(PROBLEM TO SOLVE) Please output every line of these records as a JSON list of strings, one string per line, with blank lines left out.

──────── GIVEN ENTRIES ────────

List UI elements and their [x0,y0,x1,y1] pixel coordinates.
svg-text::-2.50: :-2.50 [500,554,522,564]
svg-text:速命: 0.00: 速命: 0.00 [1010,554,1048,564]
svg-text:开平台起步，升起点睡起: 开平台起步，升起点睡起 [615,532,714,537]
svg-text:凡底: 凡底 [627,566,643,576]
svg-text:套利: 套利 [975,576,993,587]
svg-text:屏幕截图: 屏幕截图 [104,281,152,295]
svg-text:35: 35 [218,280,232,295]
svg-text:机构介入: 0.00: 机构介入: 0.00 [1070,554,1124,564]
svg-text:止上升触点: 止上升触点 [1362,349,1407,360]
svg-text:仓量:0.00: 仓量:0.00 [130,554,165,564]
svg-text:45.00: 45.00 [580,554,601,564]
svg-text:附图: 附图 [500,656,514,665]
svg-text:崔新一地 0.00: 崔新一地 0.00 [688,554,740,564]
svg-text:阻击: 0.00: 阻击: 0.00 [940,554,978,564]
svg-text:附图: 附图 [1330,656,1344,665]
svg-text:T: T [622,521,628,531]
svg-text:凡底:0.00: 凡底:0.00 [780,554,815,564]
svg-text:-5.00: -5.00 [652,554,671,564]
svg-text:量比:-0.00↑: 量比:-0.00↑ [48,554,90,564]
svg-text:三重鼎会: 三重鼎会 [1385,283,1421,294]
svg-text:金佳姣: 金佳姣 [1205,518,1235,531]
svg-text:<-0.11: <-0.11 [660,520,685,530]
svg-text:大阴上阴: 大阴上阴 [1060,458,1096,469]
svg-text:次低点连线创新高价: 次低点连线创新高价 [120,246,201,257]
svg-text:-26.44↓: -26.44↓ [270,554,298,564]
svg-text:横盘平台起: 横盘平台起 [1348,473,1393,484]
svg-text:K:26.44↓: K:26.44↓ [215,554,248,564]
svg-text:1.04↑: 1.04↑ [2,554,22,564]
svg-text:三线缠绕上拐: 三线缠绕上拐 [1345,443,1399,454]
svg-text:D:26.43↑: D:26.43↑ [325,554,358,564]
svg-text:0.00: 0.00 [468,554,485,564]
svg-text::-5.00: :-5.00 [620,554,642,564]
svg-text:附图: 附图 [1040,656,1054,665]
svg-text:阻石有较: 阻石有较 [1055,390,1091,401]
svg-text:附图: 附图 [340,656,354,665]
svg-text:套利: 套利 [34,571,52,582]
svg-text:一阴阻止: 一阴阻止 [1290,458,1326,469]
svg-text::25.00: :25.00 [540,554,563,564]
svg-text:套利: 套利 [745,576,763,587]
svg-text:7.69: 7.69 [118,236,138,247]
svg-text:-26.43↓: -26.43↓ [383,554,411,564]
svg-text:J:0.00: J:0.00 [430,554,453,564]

────────

(THE RESULT)
[
  "List UI elements and their [x0,y0,x1,y1] pixel coordinates.",
  "svg-text::-2.50: :-2.50 [500,554,522,564]",
  "svg-text:速命: 0.00: 速命: 0.00 [1010,554,1048,564]",
  "svg-text:开平台起步，升起点睡起: 开平台起步，升起点睡起 [615,532,714,537]",
  "svg-text:凡底: 凡底 [627,566,643,576]",
  "svg-text:套利: 套利 [975,576,993,587]",
  "svg-text:屏幕截图: 屏幕截图 [104,281,152,295]",
  "svg-text:35: 35 [218,280,232,295]",
  "svg-text:机构介入: 0.00: 机构介入: 0.00 [1070,554,1124,564]",
  "svg-text:止上升触点: 止上升触点 [1362,349,1407,360]",
  "svg-text:仓量:0.00: 仓量:0.00 [130,554,165,564]",
  "svg-text:45.00: 45.00 [580,554,601,564]",
  "svg-text:附图: 附图 [500,656,514,665]",
  "svg-text:崔新一地 0.00: 崔新一地 0.00 [688,554,740,564]",
  "svg-text:阻击: 0.00: 阻击: 0.00 [940,554,978,564]",
  "svg-text:附图: 附图 [1330,656,1344,665]",
  "svg-text:T: T [622,521,628,531]",
  "svg-text:凡底:0.00: 凡底:0.00 [780,554,815,564]",
  "svg-text:-5.00: -5.00 [652,554,671,564]",
  "svg-text:量比:-0.00↑: 量比:-0.00↑ [48,554,90,564]",
  "svg-text:三重鼎会: 三重鼎会 [1385,283,1421,294]",
  "svg-text:金佳姣: 金佳姣 [1205,518,1235,531]",
  "svg-text:<-0.11: <-0.11 [660,520,685,530]",
  "svg-text:大阴上阴: 大阴上阴 [1060,458,1096,469]",
  "svg-text:次低点连线创新高价: 次低点连线创新高价 [120,246,201,257]",
  "svg-text:-26.44↓: -26.44↓ [270,554,298,564]",
  "svg-text:横盘平台起: 横盘平台起 [1348,473,1393,484]",
  "svg-text:K:26.44↓: K:26.44↓ [215,554,248,564]",
  "svg-text:1.04↑: 1.04↑ [2,554,22,564]",
  "svg-text:三线缠绕上拐: 三线缠绕上拐 [1345,443,1399,454]",
  "svg-text:D:26.43↑: D:26.43↑ [325,554,358,564]",
  "svg-text:0.00: 0.00 [468,554,485,564]",
  "svg-text::-5.00: :-5.00 [620,554,642,564]",
  "svg-text:附图: 附图 [1040,656,1054,665]",
  "svg-text:阻石有较: 阻石有较 [1055,390,1091,401]",
  "svg-text:附图: 附图 [340,656,354,665]",
  "svg-text:套利: 套利 [34,571,52,582]",
  "svg-text:一阴阻止: 一阴阻止 [1290,458,1326,469]",
  "svg-text::25.00: :25.00 [540,554,563,564]",
  "svg-text:套利: 套利 [745,576,763,587]",
  "svg-text:7.69: 7.69 [118,236,138,247]",
  "svg-text:-26.43↓: -26.43↓ [383,554,411,564]",
  "svg-text:J:0.00: J:0.00 [430,554,453,564]"
]